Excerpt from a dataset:
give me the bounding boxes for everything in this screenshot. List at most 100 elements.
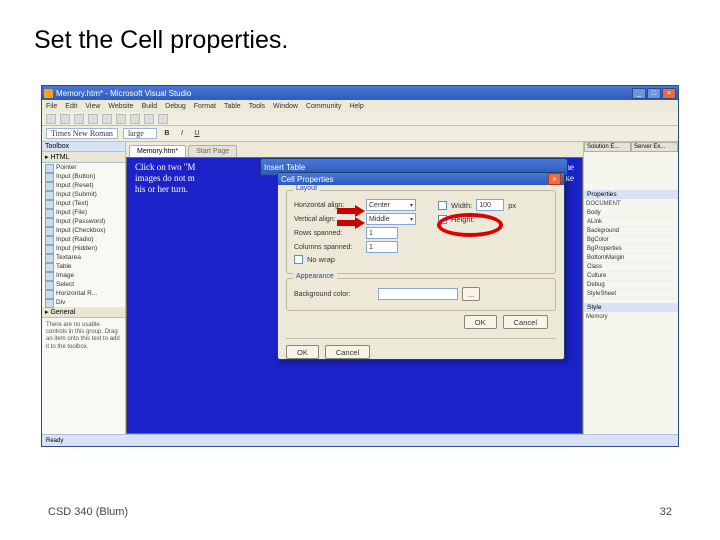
toolbox-item[interactable]: Input (Button) (42, 172, 125, 181)
menu-build[interactable]: Build (142, 103, 158, 110)
menu-debug[interactable]: Debug (165, 103, 186, 110)
toolbox-item[interactable]: Input (Reset) (42, 181, 125, 190)
nowrap-label: No wrap (307, 255, 335, 264)
minimize-button[interactable]: _ (632, 88, 646, 99)
prop-row[interactable]: Culture (584, 272, 678, 281)
toolbar-button[interactable] (130, 114, 140, 124)
toolbox-item[interactable]: Div (42, 298, 125, 307)
dialog-title-text: Cell Properties (281, 175, 333, 184)
prop-row[interactable]: Class (584, 263, 678, 272)
toolbar-button[interactable] (116, 114, 126, 124)
halign-select[interactable]: Center (366, 199, 416, 211)
layout-group: Layout Horizontal align: Center Width: 1… (286, 190, 556, 274)
menu-community[interactable]: Community (306, 103, 341, 110)
outer-ok-button[interactable]: OK (286, 345, 319, 359)
width-unit: px (508, 201, 516, 210)
annotation-ellipse-icon (437, 213, 503, 237)
toolbox-header: Toolbox (42, 142, 125, 152)
outer-cancel-button[interactable]: Cancel (325, 345, 370, 359)
toolbox-item[interactable]: Input (Password) (42, 217, 125, 226)
menu-tools[interactable]: Tools (249, 103, 265, 110)
font-size-select[interactable]: large (123, 128, 157, 139)
bgcolor-browse-button[interactable]: ... (462, 287, 480, 301)
server-explorer-tab[interactable]: Server Ex... (631, 142, 678, 152)
italic-button[interactable]: I (177, 130, 187, 137)
properties-header: Properties (584, 190, 678, 199)
toolbox-item[interactable]: Input (Checkbox) (42, 226, 125, 235)
colspan-input[interactable]: 1 (366, 241, 398, 253)
width-label: Width: (451, 201, 472, 210)
rowspan-input[interactable]: 1 (366, 227, 398, 239)
vs-titlebar: Memory.htm* - Microsoft Visual Studio _ … (42, 86, 678, 100)
appearance-group: Appearance Background color: ... (286, 278, 556, 311)
prop-row[interactable]: Body (584, 209, 678, 218)
menu-file[interactable]: File (46, 103, 57, 110)
toolbar-button[interactable] (158, 114, 168, 124)
close-button[interactable]: × (662, 88, 676, 99)
dialog-close-button[interactable]: × (548, 173, 561, 185)
toolbar-button[interactable] (102, 114, 112, 124)
toolbox-item[interactable]: Textarea (42, 253, 125, 262)
bgcolor-input[interactable] (378, 288, 458, 300)
width-checkbox[interactable] (438, 201, 447, 210)
toolbox-general-section[interactable]: ▸ General (42, 307, 125, 318)
tab-memory[interactable]: Memory.htm* (129, 145, 186, 157)
menu-table[interactable]: Table (224, 103, 241, 110)
toolbox-item[interactable]: Pointer (42, 163, 125, 172)
maximize-button[interactable]: □ (647, 88, 661, 99)
toolbar-button[interactable] (46, 114, 56, 124)
style-body: Memory (584, 312, 678, 322)
dialog-titlebar: Cell Properties × (278, 173, 564, 185)
prop-row[interactable]: Background (584, 227, 678, 236)
toolbar-button[interactable] (88, 114, 98, 124)
editor-area: Memory.htm* Start Page Click on two "M t… (126, 142, 583, 434)
cancel-button[interactable]: Cancel (503, 315, 548, 329)
menu-window[interactable]: Window (273, 103, 298, 110)
toolbar-button[interactable] (74, 114, 84, 124)
toolbox-item[interactable]: Input (Radio) (42, 235, 125, 244)
vs-window: Memory.htm* - Microsoft Visual Studio _ … (41, 85, 679, 447)
toolbox-item[interactable]: Image (42, 271, 125, 280)
toolbar-button[interactable] (144, 114, 154, 124)
bgcolor-label: Background color: (294, 291, 374, 298)
toolbox-item[interactable]: Select (42, 280, 125, 289)
width-input[interactable]: 100 (476, 199, 504, 211)
toolbar-button[interactable] (60, 114, 70, 124)
solution-explorer-tab[interactable]: Solution E... (584, 142, 631, 152)
menu-view[interactable]: View (85, 103, 100, 110)
page-number: 32 (660, 506, 672, 518)
toolbox-item[interactable]: Input (Hidden) (42, 244, 125, 253)
doc-text: Click on two "M (135, 162, 195, 173)
nowrap-checkbox[interactable] (294, 255, 303, 264)
menu-website[interactable]: Website (108, 103, 133, 110)
toolbox-html-section[interactable]: ▸ HTML (42, 152, 125, 163)
toolbox-item[interactable]: Input (File) (42, 208, 125, 217)
valign-select[interactable]: Middle (366, 213, 416, 225)
prop-row[interactable]: BottomMargin (584, 254, 678, 263)
prop-row[interactable]: Debug (584, 281, 678, 290)
prop-row[interactable]: ALink (584, 218, 678, 227)
toolbox-item[interactable]: Input (Text) (42, 199, 125, 208)
layout-group-title: Layout (293, 185, 320, 192)
prop-row[interactable]: BgProperties (584, 245, 678, 254)
document-area[interactable]: Click on two "M time your turn. If the i… (126, 157, 583, 434)
toolbox-item[interactable]: Horizontal R... (42, 289, 125, 298)
statusbar: Ready (42, 434, 678, 446)
style-header: Style (584, 303, 678, 312)
prop-row[interactable]: BgColor (584, 236, 678, 245)
menu-format[interactable]: Format (194, 103, 216, 110)
bold-button[interactable]: B (162, 130, 172, 137)
toolbox-item[interactable]: Input (Submit) (42, 190, 125, 199)
ok-button[interactable]: OK (464, 315, 497, 329)
vs-app-icon (44, 89, 53, 98)
menu-help[interactable]: Help (349, 103, 363, 110)
prop-row[interactable]: StyleSheet (584, 290, 678, 299)
toolbox-panel: Toolbox ▸ HTML Pointer Input (Button) In… (42, 142, 126, 434)
vs-menubar: File Edit View Website Build Debug Forma… (42, 100, 678, 112)
underline-button[interactable]: U (192, 130, 202, 137)
toolbox-item[interactable]: Table (42, 262, 125, 271)
rowspan-label: Rows spanned: (294, 230, 362, 237)
tab-startpage[interactable]: Start Page (188, 145, 237, 157)
menu-edit[interactable]: Edit (65, 103, 77, 110)
font-name-select[interactable]: Times New Roman (46, 128, 118, 139)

▶ [WHAT YOU ARE ASKED TO DO]
Return each line of the entries above that contains the string "Pointer", treating uppercase and lowercase letters as distinct.

▶ [RIGHT ANSWER]
toolbox-item[interactable]: Pointer (42, 163, 125, 172)
toolbox-panel: Toolbox ▸ HTML Pointer Input (Button) In… (42, 142, 126, 434)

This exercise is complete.